* **Brief**: Look through the records below and collect all lines that hold the string "emploient".

* **Records supplied**:

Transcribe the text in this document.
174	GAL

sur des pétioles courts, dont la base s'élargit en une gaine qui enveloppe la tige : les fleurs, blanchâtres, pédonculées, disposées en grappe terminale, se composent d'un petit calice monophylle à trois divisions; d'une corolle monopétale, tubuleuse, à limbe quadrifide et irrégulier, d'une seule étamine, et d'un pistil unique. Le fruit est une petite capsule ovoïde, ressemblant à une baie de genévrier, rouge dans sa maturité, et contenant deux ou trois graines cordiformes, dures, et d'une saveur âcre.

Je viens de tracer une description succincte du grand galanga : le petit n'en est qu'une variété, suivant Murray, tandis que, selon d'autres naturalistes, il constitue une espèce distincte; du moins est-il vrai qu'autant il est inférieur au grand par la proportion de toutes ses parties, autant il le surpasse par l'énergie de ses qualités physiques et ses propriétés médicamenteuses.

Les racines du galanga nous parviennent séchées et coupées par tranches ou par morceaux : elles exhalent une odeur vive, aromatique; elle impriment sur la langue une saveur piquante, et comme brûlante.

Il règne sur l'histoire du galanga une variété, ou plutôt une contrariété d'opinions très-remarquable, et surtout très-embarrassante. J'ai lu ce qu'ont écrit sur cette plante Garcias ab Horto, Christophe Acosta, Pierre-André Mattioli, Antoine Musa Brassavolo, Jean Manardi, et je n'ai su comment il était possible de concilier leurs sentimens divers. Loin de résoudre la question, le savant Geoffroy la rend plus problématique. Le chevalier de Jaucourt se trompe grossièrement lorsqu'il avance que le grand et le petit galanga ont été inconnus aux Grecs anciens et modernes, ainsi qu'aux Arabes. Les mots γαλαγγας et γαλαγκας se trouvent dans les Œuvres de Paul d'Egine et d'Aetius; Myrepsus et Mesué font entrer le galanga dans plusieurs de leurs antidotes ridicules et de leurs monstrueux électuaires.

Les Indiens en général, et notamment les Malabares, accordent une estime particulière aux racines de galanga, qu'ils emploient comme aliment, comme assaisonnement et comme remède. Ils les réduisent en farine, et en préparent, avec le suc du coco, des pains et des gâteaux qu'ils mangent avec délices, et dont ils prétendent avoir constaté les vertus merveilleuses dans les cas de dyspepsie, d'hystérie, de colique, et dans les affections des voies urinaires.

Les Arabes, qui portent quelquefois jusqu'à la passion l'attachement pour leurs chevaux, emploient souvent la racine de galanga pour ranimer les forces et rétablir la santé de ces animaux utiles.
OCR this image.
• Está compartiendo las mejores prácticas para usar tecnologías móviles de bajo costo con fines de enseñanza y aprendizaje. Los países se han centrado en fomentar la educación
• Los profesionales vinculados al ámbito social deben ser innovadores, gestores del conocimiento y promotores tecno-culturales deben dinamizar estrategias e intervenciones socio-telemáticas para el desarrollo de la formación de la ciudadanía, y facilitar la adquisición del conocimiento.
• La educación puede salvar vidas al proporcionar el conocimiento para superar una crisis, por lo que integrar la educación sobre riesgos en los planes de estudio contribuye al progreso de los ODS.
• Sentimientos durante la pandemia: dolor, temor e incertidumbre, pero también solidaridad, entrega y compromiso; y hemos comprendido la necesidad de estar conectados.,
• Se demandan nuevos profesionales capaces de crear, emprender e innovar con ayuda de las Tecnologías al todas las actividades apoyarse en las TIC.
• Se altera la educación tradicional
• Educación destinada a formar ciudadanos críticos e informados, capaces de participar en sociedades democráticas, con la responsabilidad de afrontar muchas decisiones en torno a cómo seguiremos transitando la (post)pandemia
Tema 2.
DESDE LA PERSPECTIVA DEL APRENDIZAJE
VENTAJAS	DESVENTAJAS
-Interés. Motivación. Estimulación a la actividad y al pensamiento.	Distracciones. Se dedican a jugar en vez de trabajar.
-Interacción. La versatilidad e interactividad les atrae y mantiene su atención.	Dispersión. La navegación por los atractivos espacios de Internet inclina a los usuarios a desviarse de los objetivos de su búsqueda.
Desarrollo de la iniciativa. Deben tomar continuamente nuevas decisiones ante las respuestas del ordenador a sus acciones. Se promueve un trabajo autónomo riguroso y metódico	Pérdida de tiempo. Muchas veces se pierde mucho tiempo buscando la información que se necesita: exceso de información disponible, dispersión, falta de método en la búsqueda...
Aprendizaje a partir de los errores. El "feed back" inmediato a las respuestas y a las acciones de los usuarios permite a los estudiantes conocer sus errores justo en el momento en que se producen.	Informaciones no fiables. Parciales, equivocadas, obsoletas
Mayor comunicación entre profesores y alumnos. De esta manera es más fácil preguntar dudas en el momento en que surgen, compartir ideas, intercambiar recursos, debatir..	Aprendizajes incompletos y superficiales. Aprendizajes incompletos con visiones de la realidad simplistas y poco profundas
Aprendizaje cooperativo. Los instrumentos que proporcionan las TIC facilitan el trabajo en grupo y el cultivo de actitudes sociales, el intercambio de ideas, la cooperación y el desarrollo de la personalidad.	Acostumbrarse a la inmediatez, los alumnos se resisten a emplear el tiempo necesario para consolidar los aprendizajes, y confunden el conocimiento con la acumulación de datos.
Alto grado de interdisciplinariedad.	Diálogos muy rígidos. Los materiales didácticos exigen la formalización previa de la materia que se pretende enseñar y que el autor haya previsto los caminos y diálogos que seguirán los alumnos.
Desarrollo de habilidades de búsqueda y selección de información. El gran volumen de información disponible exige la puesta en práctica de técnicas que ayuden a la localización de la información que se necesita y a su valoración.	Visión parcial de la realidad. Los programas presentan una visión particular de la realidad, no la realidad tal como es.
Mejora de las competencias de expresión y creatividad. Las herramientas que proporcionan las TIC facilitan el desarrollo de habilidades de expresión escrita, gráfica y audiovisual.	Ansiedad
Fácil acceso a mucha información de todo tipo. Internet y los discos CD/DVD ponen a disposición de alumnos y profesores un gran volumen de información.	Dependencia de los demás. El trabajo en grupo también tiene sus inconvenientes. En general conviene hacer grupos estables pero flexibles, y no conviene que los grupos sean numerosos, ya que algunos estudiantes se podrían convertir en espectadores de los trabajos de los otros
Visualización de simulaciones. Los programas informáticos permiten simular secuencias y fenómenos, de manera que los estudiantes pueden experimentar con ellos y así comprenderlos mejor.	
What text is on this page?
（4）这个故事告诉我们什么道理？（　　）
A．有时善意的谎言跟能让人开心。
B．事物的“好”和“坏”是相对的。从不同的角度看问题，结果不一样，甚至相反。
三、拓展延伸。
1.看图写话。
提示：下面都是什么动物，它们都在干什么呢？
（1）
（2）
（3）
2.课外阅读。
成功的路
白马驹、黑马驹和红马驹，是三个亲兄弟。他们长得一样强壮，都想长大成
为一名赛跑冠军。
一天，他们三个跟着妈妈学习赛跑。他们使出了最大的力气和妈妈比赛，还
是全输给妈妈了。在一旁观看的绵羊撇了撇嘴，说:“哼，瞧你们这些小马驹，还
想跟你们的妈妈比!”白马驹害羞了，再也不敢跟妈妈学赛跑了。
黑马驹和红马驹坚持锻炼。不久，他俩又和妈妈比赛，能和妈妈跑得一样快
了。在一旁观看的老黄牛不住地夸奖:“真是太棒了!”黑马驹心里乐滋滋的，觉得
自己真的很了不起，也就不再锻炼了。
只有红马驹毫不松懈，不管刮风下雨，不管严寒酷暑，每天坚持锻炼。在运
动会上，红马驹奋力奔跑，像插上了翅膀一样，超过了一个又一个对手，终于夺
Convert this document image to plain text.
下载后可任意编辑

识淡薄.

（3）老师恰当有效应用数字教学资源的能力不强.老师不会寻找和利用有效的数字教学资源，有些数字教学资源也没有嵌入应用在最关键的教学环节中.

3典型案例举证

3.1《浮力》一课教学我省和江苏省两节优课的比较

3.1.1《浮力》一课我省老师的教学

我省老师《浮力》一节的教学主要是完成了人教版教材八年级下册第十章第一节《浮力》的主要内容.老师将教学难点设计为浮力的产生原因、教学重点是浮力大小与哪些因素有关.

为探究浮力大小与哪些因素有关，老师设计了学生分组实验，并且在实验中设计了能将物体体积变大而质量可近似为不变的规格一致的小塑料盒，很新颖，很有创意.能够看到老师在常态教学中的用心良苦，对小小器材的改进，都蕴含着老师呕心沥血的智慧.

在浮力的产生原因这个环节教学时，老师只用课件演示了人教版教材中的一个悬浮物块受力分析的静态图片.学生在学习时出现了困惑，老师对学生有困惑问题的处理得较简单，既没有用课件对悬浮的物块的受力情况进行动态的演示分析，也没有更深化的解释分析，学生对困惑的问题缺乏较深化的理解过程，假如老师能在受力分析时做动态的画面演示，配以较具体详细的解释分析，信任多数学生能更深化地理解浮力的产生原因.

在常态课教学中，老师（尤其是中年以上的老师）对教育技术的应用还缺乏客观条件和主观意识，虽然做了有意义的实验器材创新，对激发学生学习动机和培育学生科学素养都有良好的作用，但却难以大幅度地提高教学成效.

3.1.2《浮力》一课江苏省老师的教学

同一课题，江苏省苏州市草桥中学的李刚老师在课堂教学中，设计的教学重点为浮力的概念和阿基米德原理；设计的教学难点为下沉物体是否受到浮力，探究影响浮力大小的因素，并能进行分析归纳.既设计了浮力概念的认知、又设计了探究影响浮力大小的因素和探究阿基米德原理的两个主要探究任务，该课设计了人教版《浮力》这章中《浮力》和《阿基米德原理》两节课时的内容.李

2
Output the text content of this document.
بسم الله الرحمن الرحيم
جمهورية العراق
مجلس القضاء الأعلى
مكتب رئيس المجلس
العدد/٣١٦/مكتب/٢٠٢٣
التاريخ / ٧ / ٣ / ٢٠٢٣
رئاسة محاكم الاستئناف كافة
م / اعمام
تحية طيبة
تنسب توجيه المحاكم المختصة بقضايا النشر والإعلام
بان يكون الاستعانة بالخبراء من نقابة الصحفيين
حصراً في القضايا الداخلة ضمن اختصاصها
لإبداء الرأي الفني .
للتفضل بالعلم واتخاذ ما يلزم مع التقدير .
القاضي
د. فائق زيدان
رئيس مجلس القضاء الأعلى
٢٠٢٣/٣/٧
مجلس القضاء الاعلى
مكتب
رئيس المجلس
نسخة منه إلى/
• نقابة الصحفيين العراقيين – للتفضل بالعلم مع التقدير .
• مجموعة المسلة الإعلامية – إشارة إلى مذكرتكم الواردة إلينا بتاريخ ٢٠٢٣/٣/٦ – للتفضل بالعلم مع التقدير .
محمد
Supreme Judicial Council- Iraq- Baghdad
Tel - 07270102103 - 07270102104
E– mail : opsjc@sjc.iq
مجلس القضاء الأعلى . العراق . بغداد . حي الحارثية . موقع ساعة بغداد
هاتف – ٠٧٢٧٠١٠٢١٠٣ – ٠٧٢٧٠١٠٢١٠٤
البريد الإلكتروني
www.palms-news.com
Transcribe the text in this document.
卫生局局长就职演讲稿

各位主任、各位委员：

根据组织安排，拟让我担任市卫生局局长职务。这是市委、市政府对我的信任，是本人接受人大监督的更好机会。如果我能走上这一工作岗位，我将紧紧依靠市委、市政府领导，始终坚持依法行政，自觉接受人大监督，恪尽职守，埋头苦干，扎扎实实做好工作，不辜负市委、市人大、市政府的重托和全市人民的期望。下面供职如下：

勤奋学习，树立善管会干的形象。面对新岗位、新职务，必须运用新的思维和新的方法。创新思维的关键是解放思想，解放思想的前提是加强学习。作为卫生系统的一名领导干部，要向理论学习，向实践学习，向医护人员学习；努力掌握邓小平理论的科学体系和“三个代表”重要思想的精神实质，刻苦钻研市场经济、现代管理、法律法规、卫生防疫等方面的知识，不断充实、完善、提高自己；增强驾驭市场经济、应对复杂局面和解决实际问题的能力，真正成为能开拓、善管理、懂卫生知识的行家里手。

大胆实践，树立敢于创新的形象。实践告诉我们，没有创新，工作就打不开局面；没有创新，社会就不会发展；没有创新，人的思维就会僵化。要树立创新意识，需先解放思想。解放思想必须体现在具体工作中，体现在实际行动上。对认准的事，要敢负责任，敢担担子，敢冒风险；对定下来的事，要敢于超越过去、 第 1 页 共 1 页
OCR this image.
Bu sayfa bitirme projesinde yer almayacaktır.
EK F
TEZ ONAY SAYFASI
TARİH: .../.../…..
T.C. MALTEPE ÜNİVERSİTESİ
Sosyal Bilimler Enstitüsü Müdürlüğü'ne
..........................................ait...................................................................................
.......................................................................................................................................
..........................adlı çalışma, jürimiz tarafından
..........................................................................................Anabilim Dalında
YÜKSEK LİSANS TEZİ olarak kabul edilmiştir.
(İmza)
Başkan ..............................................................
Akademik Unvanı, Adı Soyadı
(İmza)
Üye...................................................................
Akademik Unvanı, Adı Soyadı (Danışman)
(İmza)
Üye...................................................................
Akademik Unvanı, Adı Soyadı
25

* **Answer to this exercise**:
Les Indiens en général, et notamment les Malabares, accordent une estime particulière aux racines de galanga, qu'ils emploient comme aliment, comme assaisonnement et comme remède. Ils les réduisent en farine, et en préparent, avec le suc du coco, des pains et des gâteaux qu'ils mangent avec délices, et dont ils prétendent avoir constaté les vertus merveilleuses dans les cas de dyspepsie, d'hystérie, de colique, et dans les affections des voies urinaires.
Les Arabes, qui portent quelquefois jusqu'à la passion l'attachement pour leurs chevaux, emploient souvent la racine de galanga pour ranimer les forces et rétablir la santé de ces animaux utiles.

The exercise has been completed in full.